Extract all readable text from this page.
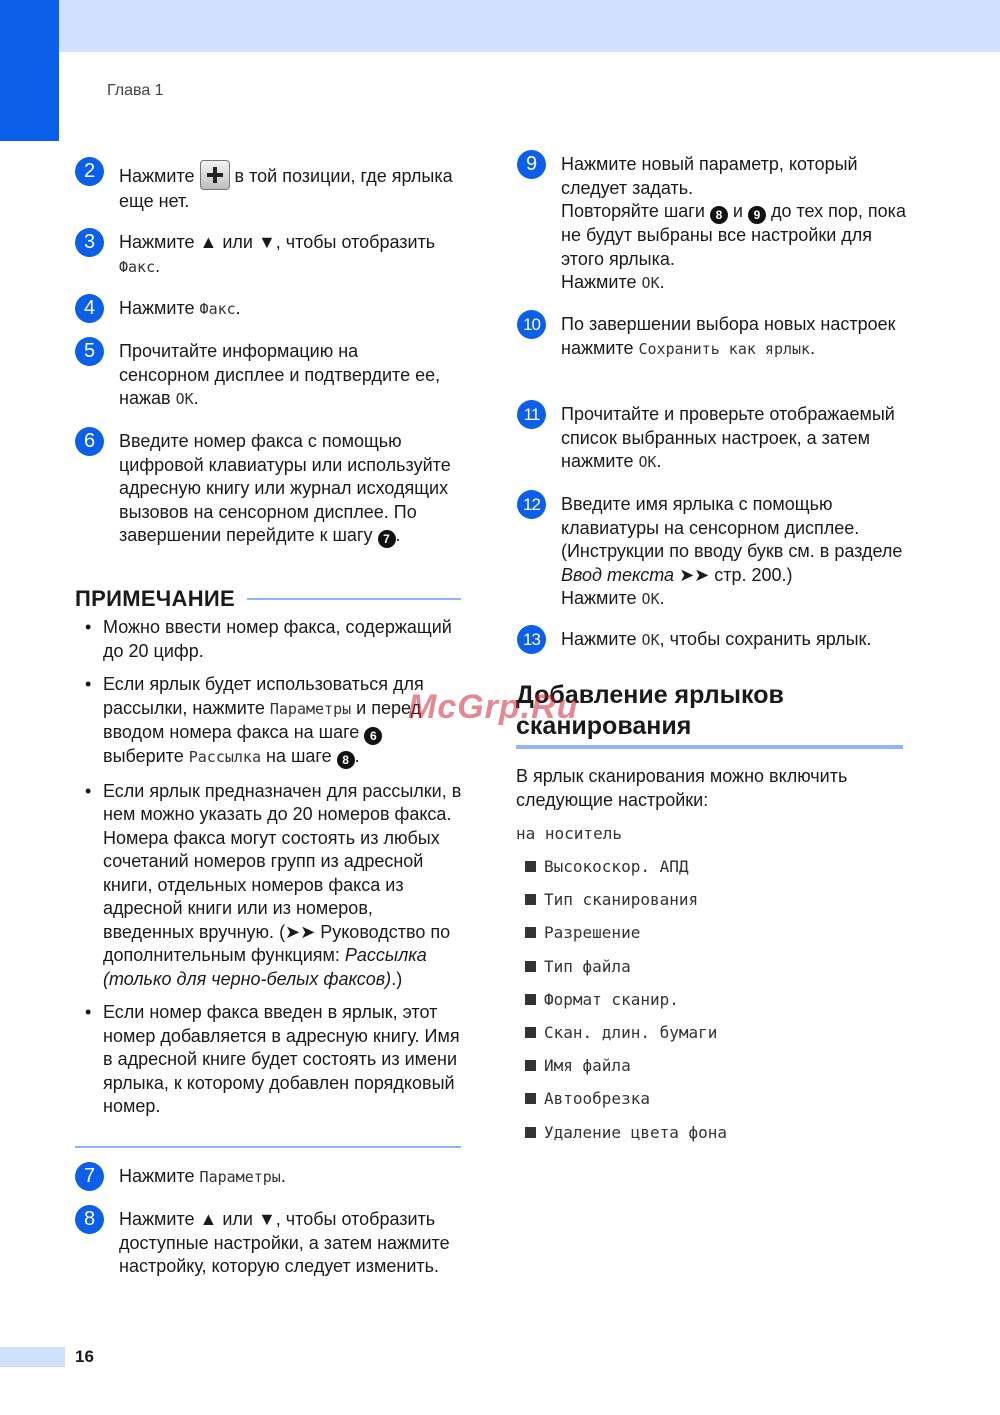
Глава 1
2	Нажмите  в той позиции, где ярлыка еще нет.
3	Нажмите ▲ или ▼, чтобы отобразить Факс.
4	Нажмите Факс.
5	Прочитайте информацию на сенсорном дисплее и подтвердите ее, нажав OK.
6	Введите номер факса с помощью цифровой клавиатуры или используйте адресную книгу или журнал исходящих вызовов на сенсорном дисплее. По завершении перейдите к шагу 7 .
ПРИМЕЧАНИЕ
• Можно ввести номер факса, содержащий до 20 цифр.
• Если ярлык будет использоваться для рассылки, нажмите Параметры и перед вводом номера факса на шаге 6 выберите Рассылка на шаге 8 .
• Если ярлык предназначен для рассылки, в нем можно указать до 20 номеров факса. Номера факса могут состоять из любых сочетаний номеров групп из адресной книги, отдельных номеров факса из адресной книги или из номеров, введенных вручную. (➤➤ Руководство по дополнительным функциям: Рассылка (только для черно-белых факсов).)
• Если номер факса введен в ярлык, этот номер добавляется в адресную книгу. Имя в адресной книге будет состоять из имени ярлыка, к которому добавлен порядковый номер.
7	Нажмите Параметры.
8	Нажмите ▲ или ▼, чтобы отобразить доступные настройки, а затем нажмите настройку, которую следует изменить.
9	Нажмите новый параметр, который следует задать.
Повторяйте шаги 8 и 9 до тех пор, пока не будут выбраны все настройки для этого ярлыка.
Нажмите OK.
10	По завершении выбора новых настроек нажмите Сохранить как ярлык.
11	Прочитайте и проверьте отображаемый список выбранных настроек, а затем нажмите OK.
12	Введите имя ярлыка с помощью клавиатуры на сенсорном дисплее. (Инструкции по вводу букв см. в разделе Ввод текста ➤➤ стр. 200.)
Нажмите OK.
13	Нажмите OK, чтобы сохранить ярлык.
Добавление ярлыков сканирования
В ярлык сканирования можно включить следующие настройки:
на носитель
Высокоскор. АПД
Тип сканирования
Разрешение
Тип файла
Формат сканир.
Скан. длин. бумаги
Имя файла
Автообрезка
Удаление цвета фона
16
McGrp.Ru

———

__WHAT IS EXPECTED__
Go through the entries above and copy every line containing "адресную".

__COMPLETE OUTPUT__
6	Введите номер факса с помощью цифровой клавиатуры или используйте адресную книгу или журнал исходящих вызовов на сенсорном дисплее. По завершении перейдите к шагу 7 .
• Если номер факса введен в ярлык, этот номер добавляется в адресную книгу. Имя в адресной книге будет состоять из имени ярлыка, к которому добавлен порядковый номер.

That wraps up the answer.